YOUR OBJECTIVE: Omit every picture and write out the rest of the records exactly.
------------------------------------------------------------
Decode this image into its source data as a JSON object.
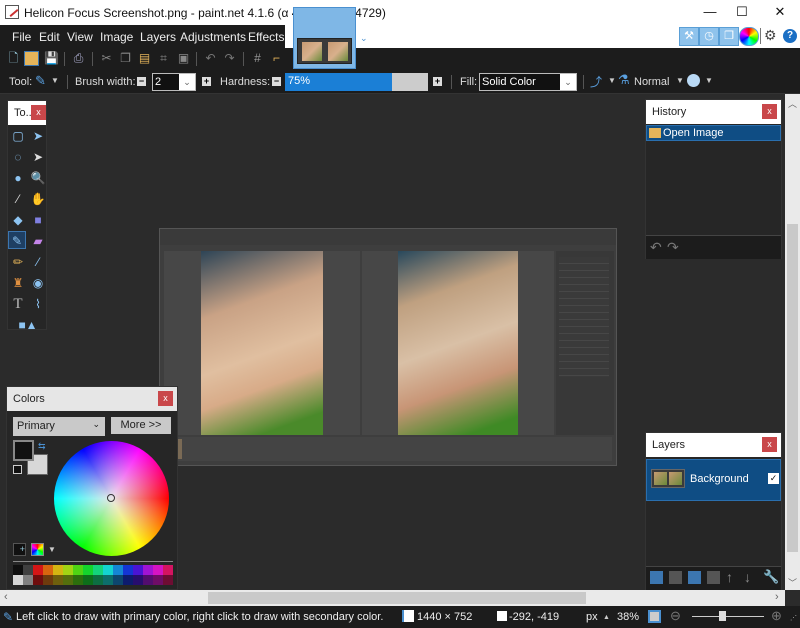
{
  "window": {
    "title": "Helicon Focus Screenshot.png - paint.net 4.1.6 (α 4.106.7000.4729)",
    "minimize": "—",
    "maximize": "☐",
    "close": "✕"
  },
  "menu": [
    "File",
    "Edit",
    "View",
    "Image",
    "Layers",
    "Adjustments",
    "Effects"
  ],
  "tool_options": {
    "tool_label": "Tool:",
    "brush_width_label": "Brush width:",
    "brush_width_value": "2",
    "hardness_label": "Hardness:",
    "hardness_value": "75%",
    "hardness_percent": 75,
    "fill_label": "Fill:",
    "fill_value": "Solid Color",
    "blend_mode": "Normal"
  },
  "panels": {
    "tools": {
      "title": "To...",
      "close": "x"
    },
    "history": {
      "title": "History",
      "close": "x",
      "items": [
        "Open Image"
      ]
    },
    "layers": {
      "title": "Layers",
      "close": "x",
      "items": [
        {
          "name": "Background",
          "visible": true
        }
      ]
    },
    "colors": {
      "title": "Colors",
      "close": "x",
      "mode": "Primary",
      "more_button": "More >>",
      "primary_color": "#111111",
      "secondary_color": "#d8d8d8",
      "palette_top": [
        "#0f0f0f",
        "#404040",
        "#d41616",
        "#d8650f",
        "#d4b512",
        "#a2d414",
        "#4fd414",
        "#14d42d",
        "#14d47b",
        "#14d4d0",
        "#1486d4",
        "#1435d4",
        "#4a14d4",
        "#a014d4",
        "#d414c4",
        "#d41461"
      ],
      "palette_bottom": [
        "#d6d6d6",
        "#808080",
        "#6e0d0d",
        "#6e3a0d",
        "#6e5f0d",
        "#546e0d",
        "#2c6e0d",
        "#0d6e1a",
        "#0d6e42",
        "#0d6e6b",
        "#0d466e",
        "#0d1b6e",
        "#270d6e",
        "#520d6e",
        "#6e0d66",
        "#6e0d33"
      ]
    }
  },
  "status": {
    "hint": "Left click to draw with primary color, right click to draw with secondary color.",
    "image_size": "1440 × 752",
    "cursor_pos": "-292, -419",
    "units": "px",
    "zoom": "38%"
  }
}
------------------------------------------------------------
EXERCISE RESULT:
Decode this image into its source data as a JSON object.
{
  "window": {
    "title": "Helicon Focus Screenshot.png - paint.net 4.1.6 (α 4.106.7000.4729)",
    "minimize": "—",
    "maximize": "☐",
    "close": "✕"
  },
  "menu": [
    "File",
    "Edit",
    "View",
    "Image",
    "Layers",
    "Adjustments",
    "Effects"
  ],
  "tool_options": {
    "tool_label": "Tool:",
    "brush_width_label": "Brush width:",
    "brush_width_value": "2",
    "hardness_label": "Hardness:",
    "hardness_value": "75%",
    "hardness_percent": 75,
    "fill_label": "Fill:",
    "fill_value": "Solid Color",
    "blend_mode": "Normal"
  },
  "panels": {
    "tools": {
      "title": "To...",
      "close": "x"
    },
    "history": {
      "title": "History",
      "close": "x",
      "items": [
        "Open Image"
      ]
    },
    "layers": {
      "title": "Layers",
      "close": "x",
      "items": [
        {
          "name": "Background",
          "visible": true
        }
      ]
    },
    "colors": {
      "title": "Colors",
      "close": "x",
      "mode": "Primary",
      "more_button": "More >>",
      "primary_color": "#111111",
      "secondary_color": "#d8d8d8",
      "palette_top": [
        "#0f0f0f",
        "#404040",
        "#d41616",
        "#d8650f",
        "#d4b512",
        "#a2d414",
        "#4fd414",
        "#14d42d",
        "#14d47b",
        "#14d4d0",
        "#1486d4",
        "#1435d4",
        "#4a14d4",
        "#a014d4",
        "#d414c4",
        "#d41461"
      ],
      "palette_bottom": [
        "#d6d6d6",
        "#808080",
        "#6e0d0d",
        "#6e3a0d",
        "#6e5f0d",
        "#546e0d",
        "#2c6e0d",
        "#0d6e1a",
        "#0d6e42",
        "#0d6e6b",
        "#0d466e",
        "#0d1b6e",
        "#270d6e",
        "#520d6e",
        "#6e0d66",
        "#6e0d33"
      ]
    }
  },
  "status": {
    "hint": "Left click to draw with primary color, right click to draw with secondary color.",
    "image_size": "1440 × 752",
    "cursor_pos": "-292, -419",
    "units": "px",
    "zoom": "38%"
  }
}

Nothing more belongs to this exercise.